━━ DATA ENTRIES

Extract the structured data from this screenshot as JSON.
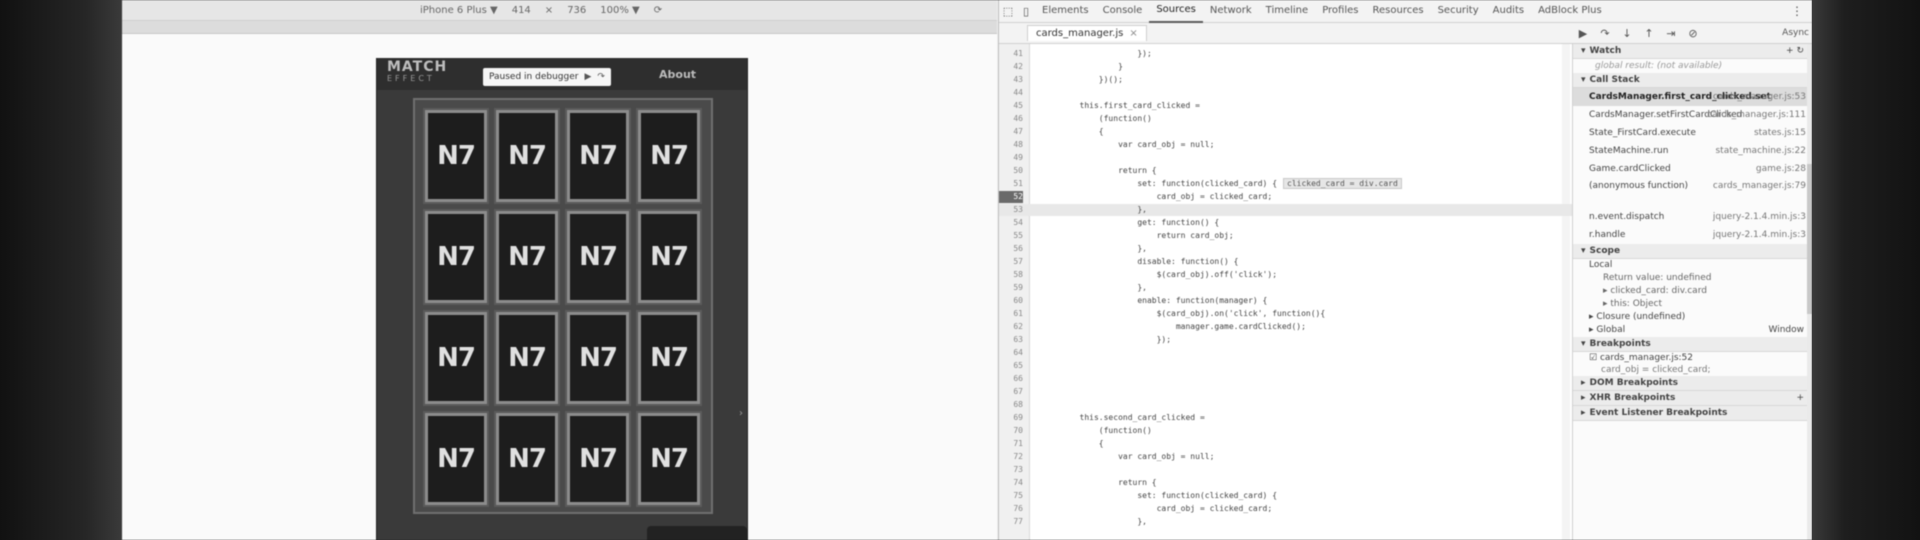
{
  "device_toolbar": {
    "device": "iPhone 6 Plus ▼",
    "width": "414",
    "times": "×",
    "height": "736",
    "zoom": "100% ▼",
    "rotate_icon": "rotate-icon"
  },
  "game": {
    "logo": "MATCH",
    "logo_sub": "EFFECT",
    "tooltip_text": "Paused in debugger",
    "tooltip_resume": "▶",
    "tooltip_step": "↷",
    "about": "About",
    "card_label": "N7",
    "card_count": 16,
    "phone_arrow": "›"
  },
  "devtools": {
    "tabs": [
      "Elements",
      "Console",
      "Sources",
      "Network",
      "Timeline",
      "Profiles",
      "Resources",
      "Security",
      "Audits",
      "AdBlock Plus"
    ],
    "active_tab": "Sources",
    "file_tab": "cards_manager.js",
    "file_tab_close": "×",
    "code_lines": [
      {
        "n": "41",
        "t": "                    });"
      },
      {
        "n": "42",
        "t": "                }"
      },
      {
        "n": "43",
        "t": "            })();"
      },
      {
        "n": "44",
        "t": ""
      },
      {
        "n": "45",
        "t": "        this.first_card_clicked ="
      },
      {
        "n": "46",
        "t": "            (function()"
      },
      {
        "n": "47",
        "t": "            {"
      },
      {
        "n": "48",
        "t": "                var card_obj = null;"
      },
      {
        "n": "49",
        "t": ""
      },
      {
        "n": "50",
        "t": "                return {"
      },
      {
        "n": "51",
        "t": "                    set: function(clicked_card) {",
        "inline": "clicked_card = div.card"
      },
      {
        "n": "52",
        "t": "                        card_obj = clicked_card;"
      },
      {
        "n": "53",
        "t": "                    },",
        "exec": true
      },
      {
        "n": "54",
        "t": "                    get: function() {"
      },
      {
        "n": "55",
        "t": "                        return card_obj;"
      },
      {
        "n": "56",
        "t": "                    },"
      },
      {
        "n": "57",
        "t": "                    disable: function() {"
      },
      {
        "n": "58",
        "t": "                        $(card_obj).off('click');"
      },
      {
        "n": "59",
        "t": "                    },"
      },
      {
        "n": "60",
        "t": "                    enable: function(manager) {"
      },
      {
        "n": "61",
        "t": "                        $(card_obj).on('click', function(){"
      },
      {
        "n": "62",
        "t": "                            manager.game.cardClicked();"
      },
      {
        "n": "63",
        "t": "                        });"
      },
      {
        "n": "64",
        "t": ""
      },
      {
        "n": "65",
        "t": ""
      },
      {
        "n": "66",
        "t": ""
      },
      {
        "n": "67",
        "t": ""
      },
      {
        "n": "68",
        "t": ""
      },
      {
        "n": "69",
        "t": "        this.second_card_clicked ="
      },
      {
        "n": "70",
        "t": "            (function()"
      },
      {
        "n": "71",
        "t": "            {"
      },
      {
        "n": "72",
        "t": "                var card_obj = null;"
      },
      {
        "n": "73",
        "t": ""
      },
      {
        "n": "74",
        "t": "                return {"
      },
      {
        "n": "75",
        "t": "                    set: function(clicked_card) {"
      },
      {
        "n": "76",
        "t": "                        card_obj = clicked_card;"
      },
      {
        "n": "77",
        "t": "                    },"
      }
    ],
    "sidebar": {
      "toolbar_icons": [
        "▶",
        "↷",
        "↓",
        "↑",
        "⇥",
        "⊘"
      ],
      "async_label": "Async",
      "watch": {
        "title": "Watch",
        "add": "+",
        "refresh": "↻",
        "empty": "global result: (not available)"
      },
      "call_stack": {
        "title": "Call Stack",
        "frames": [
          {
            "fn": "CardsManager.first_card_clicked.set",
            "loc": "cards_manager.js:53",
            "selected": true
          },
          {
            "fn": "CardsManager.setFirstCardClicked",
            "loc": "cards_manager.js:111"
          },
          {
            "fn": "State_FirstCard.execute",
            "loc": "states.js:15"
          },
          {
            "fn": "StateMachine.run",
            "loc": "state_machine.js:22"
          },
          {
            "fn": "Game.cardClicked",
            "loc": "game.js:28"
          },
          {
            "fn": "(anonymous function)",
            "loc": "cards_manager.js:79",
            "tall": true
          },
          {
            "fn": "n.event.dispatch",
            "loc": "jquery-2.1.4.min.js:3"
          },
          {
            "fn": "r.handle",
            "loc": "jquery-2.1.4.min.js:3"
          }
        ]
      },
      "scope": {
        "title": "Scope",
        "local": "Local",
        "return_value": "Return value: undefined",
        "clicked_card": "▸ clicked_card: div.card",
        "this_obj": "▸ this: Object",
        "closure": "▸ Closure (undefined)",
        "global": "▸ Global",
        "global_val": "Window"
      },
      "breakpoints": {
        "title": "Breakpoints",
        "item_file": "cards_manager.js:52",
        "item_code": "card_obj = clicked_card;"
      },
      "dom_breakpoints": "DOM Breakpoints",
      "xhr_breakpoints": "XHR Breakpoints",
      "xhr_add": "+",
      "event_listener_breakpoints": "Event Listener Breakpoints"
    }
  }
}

━━━━

CHALLENGE — Copy each line containing the word "this" from the data.

THE RESULT —
Extract the structured data from this screenshot as JSON.
        "t": "        this.first_card_clicked ="
        "t": "        this.second_card_clicked ="
        "this_obj": "▸ this: Object",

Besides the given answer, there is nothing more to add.